— EXTRAIT CITÉ —
Le 21 avril, le rapport demandé par Nathalie Kosciusko-Morizet tente de freiner une décision ferme et laisse deviner la main du lobby gazier. Les auteurs du rapport estiment qu’« il serait dommageable, pour l’économie et pour l’emploi, que notre pays aille jusqu’à s’interdire […] de disposer d’une évaluation approfondie de la richesse potentielle » de ces gisements. Pour en savoir plus, poursuivent-ils, « il est indispensable de réaliser des travaux de recherche et des tests d’exploration », bien sûr strictement encadrés, par exemple avec leurs copains ingénieurs du pétrole. La ministre, prudente, réagit en déclarant qu’« il y a besoin de beaucoup de travaux complémentaires avant de conclure dans un sens ou dans l’autre ». Je discerne alors un des arguments du lobby qui va tourner au bourrage de crâne les semaines et mois suivants : il faudrait distinguer exploration d’exploitation. À partir de ce jour, nous avons droit aux déclarations d’« experts », aux articles manipulateurs et aux affirmations péremptoires que l’on a déjà entendues sur les OGM : la France serait un pays d’idiots indécrottables qui tourne le dos au progrès et qui va perdre sa compétitivité. Sans parler des mensonges sur la création d’emplois et la baisse du prix du gaz. Quand bien même on trouverait un mode propre d’exploitation des gaz de schiste, cela ne changerait rien à leur état de ressource ultime et rapidement épuisable. Pire, faire miroiter ces ressources comme un Eldorado retarde d’autant les décisions à prendre pour développer les énergies renouvelables.

— CONSIGNE —
Relevez tous les passages placés entre guillemets français dans l'extrait sur les gaz de schiste. Seul l'extrait doit servir de source.

— INVENTAIRE —

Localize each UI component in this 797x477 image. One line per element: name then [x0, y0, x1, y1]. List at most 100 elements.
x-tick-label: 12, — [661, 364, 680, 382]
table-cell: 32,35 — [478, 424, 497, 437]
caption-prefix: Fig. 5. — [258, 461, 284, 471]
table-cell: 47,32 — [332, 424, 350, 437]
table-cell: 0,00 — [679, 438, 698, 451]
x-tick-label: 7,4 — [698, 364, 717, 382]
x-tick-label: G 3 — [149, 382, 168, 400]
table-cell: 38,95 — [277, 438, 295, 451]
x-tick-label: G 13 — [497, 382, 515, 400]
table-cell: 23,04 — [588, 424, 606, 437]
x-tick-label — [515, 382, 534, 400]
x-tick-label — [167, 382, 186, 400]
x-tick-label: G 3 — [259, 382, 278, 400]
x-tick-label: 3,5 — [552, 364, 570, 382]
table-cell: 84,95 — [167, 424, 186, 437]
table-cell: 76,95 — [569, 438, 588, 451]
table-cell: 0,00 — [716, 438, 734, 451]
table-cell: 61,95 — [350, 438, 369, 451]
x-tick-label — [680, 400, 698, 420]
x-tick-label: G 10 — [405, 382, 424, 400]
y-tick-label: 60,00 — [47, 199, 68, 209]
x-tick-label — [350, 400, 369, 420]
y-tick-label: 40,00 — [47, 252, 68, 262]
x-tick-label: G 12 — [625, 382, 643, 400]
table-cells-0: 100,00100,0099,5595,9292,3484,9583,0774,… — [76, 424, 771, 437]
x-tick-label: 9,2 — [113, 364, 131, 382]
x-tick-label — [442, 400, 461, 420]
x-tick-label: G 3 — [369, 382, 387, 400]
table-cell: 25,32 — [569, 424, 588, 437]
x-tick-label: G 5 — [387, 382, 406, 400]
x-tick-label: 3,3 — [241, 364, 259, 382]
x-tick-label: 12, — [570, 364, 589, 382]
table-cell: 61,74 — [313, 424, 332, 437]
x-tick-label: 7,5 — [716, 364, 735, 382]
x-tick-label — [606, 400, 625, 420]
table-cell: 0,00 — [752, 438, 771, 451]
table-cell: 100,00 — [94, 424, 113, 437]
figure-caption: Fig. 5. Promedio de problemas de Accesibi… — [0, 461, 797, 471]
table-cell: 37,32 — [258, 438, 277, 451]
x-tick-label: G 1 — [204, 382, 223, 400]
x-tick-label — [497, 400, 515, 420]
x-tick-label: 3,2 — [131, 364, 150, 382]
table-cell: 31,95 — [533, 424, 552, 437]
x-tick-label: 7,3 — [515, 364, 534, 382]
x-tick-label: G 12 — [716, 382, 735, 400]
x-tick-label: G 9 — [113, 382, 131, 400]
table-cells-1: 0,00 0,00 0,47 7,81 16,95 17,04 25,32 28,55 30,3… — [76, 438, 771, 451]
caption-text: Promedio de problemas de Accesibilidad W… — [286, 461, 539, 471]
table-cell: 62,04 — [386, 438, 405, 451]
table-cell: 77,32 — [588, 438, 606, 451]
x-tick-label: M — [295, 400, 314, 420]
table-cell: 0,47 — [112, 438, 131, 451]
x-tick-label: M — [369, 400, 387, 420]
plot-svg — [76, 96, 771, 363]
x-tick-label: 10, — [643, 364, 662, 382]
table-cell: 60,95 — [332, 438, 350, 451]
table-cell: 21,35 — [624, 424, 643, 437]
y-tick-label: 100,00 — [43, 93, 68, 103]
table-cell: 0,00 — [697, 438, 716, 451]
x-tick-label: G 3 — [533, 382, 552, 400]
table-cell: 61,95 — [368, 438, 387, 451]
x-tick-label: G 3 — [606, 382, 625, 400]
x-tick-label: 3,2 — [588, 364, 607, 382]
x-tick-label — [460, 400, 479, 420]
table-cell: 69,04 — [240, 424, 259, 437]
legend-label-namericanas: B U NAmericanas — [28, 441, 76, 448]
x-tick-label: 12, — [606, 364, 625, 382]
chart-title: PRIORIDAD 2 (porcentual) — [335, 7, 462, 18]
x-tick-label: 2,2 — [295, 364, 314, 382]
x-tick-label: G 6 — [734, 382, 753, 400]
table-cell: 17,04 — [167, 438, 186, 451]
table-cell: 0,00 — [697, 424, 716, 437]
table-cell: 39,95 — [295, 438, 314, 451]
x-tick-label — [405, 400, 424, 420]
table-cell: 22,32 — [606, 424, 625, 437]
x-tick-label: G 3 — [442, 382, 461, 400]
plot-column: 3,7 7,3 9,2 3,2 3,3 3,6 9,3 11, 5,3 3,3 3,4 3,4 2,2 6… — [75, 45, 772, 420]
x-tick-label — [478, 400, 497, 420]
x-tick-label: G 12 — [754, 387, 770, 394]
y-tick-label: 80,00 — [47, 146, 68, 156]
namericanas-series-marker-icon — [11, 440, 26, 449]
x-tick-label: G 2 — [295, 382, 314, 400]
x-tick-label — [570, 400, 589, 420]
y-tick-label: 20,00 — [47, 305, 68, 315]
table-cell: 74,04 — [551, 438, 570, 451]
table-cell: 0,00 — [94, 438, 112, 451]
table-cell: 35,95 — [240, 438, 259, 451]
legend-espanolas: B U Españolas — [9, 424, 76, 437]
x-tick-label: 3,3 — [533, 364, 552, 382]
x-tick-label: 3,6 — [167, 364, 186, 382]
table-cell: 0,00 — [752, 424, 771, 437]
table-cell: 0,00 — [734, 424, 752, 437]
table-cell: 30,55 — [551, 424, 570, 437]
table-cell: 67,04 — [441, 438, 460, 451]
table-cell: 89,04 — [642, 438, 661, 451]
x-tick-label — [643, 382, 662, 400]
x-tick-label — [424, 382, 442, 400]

— CORRIGÉ —
- « il serait dommageable, pour l'économie et pour l'emploi, que notre pays aille jusqu'à s'interdire […] de disposer d'une évaluation approfondie de la richesse potentielle »
- « il est indispensable de réaliser des travaux de recherche et des tests d'exploration »
- « il y a besoin de beaucoup de travaux complémentaires avant de conclure dans un sens ou dans l'autre »
- « experts »